→ **Aim**:
Show all lines from the data that include the word "view".

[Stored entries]
·····
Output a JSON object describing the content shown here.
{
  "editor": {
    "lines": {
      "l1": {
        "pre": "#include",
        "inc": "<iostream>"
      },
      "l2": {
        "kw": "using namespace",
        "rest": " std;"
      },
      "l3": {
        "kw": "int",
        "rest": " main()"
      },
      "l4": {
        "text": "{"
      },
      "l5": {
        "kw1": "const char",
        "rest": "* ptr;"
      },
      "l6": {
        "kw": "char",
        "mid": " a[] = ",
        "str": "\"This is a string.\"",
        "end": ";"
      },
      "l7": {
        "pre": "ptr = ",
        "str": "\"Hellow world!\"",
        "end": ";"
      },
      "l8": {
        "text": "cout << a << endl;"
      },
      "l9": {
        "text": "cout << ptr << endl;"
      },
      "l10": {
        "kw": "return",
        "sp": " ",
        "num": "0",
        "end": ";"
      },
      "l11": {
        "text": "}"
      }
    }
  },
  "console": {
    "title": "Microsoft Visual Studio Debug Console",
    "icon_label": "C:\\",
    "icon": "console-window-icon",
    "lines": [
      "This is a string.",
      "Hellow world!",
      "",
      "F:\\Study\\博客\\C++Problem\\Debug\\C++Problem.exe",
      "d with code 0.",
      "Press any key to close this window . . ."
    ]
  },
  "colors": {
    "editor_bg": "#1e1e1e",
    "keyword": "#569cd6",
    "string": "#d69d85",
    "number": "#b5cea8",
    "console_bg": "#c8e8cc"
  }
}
·····
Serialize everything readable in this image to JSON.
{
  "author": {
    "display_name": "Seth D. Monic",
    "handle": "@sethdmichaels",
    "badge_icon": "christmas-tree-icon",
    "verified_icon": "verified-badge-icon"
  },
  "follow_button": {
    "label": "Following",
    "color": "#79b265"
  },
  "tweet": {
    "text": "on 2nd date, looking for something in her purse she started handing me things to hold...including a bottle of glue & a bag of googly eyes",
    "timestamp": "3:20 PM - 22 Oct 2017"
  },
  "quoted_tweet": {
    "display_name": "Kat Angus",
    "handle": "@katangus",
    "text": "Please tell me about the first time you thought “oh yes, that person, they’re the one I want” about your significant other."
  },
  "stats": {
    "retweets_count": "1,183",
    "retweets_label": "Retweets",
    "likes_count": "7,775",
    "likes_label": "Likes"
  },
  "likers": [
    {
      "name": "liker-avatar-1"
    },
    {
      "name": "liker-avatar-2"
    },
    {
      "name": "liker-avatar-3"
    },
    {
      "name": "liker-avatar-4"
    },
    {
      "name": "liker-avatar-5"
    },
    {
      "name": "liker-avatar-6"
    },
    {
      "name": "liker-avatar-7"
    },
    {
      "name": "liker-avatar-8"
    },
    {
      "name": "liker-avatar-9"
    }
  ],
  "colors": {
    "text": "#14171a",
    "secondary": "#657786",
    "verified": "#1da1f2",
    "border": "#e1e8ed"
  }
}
·····
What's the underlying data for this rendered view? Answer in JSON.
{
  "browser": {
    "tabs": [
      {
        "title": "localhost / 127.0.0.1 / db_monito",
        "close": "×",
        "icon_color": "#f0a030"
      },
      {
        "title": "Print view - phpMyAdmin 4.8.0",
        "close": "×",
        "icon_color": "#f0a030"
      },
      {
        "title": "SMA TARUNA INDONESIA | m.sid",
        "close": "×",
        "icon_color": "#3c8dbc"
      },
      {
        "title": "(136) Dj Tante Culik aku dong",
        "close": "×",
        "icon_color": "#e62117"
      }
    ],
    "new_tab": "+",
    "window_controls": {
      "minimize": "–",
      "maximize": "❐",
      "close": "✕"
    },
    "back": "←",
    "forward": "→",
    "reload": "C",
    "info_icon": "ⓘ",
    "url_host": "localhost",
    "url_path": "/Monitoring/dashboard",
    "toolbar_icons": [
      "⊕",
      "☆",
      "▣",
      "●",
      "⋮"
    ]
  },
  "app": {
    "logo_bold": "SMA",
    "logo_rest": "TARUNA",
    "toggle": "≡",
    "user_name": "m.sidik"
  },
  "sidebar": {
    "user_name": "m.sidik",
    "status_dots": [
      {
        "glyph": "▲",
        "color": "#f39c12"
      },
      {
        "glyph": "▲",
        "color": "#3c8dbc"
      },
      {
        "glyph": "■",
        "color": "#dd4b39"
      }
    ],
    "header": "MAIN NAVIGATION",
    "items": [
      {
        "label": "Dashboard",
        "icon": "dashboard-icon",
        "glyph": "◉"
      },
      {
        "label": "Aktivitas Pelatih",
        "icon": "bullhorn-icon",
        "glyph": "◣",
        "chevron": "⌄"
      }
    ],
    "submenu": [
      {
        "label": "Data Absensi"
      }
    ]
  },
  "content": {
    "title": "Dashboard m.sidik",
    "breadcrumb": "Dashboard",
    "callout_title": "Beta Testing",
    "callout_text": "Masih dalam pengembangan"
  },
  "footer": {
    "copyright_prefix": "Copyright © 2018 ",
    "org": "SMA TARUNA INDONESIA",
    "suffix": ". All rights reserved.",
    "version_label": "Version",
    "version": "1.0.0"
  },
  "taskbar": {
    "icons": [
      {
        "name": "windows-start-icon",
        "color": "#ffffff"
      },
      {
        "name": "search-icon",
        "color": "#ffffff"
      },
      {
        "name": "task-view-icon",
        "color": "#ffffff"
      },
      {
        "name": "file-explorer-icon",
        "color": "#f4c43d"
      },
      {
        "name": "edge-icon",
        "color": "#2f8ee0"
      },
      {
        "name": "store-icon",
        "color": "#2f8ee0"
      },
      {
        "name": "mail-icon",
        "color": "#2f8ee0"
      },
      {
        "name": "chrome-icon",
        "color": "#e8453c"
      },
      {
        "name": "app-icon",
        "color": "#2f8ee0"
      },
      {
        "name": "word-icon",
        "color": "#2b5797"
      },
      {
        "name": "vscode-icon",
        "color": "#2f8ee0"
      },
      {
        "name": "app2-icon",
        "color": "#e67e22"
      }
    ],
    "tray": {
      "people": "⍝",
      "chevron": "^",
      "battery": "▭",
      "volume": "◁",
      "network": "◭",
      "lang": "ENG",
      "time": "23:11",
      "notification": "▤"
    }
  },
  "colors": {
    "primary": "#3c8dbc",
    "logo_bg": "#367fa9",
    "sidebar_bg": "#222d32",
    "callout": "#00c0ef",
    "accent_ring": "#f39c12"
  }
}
·····
→ **Answer to the exercise**:
What's the underlying data for this rendered view? Answer in JSON.
        "title": "Print view - phpMyAdmin 4.8.0",
        "name": "task-view-icon",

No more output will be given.